• **EXERCISE DETAILS**
Find each line with "szansę" and copy it.

______

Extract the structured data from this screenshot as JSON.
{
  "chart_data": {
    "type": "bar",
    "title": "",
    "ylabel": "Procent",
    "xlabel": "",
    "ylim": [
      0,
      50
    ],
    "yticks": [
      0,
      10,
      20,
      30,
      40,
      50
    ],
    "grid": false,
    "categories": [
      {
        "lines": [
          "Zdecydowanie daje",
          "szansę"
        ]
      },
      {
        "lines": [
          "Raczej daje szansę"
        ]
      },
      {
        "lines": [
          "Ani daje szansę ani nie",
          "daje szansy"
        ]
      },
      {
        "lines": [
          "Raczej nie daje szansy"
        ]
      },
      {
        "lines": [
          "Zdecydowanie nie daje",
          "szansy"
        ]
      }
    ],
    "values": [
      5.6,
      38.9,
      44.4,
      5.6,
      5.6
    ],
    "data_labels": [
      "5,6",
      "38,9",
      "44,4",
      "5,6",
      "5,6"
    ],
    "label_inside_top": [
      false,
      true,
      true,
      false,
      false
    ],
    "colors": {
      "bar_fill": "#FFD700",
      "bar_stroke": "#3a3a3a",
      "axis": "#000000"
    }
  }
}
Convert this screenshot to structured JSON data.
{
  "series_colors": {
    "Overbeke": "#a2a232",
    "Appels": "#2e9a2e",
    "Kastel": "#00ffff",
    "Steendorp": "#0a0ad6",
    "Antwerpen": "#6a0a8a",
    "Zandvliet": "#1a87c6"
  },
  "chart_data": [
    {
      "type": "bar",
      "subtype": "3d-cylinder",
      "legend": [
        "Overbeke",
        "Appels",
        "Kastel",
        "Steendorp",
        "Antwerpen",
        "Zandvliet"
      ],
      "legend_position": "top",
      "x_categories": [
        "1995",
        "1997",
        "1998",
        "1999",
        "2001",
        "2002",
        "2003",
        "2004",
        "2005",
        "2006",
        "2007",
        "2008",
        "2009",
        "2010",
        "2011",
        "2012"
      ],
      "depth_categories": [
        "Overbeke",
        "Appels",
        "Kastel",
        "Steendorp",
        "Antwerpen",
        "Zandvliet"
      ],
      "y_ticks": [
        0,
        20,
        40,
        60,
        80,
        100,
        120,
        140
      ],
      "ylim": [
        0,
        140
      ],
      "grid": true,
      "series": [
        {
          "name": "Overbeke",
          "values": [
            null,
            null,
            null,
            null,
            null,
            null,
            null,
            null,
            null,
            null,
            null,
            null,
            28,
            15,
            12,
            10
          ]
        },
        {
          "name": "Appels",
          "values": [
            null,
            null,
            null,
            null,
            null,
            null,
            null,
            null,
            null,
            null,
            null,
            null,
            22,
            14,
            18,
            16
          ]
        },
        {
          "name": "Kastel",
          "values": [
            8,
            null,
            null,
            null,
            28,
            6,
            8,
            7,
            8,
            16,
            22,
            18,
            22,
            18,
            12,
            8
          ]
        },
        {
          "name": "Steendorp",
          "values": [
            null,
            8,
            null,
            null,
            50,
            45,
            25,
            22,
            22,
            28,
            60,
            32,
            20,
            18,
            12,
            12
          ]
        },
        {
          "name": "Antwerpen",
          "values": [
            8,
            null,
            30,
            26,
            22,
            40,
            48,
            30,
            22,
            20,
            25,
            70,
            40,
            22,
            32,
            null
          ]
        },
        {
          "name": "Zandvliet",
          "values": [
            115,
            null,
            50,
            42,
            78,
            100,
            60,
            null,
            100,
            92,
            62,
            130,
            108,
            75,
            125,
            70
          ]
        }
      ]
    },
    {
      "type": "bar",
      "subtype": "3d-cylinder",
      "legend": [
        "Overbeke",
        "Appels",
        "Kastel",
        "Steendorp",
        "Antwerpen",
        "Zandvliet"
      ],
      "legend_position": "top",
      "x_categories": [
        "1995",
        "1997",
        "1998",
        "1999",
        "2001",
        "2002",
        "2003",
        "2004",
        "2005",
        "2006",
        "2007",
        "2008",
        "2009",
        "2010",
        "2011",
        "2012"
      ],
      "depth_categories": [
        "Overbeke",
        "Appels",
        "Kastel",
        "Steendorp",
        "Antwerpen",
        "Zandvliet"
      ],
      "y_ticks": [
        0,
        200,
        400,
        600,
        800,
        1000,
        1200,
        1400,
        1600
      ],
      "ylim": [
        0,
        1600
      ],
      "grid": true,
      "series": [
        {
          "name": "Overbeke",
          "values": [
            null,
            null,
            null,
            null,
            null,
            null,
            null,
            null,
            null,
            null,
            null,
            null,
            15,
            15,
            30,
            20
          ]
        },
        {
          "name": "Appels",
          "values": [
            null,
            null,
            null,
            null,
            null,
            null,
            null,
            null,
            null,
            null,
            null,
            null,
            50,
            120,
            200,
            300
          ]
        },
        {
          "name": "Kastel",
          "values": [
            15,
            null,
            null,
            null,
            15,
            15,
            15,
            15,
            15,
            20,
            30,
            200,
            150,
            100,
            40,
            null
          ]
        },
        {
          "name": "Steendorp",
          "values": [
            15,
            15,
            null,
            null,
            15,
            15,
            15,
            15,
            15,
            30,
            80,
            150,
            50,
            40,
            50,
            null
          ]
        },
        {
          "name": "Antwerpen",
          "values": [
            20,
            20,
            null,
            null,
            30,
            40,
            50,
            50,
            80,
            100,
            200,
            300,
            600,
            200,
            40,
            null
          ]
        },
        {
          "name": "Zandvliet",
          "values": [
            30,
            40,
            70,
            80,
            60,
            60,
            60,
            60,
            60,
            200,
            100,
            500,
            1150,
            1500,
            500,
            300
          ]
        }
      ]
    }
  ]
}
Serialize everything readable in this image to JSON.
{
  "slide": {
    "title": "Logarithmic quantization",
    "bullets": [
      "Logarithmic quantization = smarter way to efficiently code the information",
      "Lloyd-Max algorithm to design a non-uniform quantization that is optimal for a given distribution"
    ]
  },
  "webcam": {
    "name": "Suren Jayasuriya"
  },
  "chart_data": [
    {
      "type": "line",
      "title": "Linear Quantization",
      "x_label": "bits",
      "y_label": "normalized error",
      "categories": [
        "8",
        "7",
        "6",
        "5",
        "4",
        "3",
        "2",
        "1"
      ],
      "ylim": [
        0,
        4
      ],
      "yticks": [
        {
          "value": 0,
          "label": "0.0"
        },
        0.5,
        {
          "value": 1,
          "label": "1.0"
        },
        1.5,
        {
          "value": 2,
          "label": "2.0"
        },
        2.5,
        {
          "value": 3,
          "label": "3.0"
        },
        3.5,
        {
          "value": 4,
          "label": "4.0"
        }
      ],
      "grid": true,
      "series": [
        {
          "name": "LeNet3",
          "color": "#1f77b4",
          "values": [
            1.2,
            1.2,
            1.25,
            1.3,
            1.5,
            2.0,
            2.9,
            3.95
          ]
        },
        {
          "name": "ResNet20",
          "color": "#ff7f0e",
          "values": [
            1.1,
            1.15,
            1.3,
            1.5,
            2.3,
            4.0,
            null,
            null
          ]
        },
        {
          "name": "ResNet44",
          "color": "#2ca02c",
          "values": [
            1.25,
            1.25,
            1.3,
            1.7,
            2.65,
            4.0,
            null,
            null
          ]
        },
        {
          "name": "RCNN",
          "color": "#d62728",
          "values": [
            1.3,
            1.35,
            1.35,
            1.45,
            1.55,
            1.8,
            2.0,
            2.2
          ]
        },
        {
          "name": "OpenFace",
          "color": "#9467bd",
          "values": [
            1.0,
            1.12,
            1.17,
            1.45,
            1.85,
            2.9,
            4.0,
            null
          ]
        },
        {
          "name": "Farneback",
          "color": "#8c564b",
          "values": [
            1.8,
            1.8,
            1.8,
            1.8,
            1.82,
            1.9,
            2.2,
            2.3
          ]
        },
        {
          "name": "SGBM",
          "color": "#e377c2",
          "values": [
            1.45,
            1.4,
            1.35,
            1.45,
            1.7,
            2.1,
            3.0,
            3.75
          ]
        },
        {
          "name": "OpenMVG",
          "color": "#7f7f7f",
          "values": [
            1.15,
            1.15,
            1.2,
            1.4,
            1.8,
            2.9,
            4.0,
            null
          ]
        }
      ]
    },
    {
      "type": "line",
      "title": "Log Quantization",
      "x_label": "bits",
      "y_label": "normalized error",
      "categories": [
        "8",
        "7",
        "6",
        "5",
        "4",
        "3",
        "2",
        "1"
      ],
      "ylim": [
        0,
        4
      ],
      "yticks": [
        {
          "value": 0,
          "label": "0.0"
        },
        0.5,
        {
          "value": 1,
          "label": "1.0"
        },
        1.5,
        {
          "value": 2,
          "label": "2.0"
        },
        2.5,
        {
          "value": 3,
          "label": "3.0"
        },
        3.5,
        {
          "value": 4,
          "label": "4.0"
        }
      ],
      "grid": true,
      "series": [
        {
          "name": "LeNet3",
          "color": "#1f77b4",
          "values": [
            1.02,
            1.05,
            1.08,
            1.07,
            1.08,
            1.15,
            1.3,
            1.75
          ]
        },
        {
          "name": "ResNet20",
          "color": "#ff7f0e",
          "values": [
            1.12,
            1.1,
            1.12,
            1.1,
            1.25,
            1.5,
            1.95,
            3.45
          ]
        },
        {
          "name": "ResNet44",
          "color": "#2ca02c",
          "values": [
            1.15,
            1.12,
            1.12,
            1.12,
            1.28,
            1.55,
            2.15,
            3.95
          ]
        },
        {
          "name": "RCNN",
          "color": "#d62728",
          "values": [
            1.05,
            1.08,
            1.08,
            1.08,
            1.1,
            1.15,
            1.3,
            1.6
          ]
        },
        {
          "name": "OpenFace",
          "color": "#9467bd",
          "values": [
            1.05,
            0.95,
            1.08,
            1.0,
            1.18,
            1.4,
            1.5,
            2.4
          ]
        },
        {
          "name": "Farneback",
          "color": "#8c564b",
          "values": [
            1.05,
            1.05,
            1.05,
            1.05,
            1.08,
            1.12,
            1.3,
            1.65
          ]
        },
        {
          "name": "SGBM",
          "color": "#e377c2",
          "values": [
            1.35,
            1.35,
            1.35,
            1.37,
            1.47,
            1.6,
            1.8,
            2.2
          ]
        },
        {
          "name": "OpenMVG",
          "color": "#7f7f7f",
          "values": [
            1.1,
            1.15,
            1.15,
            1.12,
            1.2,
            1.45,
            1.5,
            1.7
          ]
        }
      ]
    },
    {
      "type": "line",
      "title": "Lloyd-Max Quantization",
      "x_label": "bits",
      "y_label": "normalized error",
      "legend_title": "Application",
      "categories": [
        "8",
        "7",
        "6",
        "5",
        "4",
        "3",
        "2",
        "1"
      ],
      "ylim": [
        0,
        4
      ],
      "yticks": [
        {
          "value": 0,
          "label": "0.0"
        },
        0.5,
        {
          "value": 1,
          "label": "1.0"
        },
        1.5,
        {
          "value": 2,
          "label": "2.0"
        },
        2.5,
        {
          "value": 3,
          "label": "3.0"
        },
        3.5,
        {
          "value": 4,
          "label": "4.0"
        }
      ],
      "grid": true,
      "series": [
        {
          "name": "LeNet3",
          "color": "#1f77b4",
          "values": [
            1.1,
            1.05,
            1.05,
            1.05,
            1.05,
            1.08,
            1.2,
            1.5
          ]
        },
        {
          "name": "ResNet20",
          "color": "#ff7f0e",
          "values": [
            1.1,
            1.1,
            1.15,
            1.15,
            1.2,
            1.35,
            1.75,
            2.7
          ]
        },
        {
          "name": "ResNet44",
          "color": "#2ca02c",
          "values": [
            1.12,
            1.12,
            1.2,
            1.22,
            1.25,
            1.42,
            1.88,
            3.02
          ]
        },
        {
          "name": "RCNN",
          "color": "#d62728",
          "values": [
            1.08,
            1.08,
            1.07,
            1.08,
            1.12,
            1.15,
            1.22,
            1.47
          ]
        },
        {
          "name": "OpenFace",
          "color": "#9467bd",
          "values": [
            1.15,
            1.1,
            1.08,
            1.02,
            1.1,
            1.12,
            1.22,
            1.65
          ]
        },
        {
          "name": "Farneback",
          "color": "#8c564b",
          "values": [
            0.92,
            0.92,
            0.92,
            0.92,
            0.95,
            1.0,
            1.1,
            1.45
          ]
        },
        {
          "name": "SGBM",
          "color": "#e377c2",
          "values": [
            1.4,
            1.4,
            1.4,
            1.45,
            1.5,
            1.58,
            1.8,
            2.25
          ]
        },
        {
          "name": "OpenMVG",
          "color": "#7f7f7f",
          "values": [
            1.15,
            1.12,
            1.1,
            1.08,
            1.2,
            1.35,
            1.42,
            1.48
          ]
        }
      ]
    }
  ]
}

______

• **ANSWER TO THIS EXERCISE**
          "szansę"
          "Raczej daje szansę"
          "Ani daje szansę ani nie",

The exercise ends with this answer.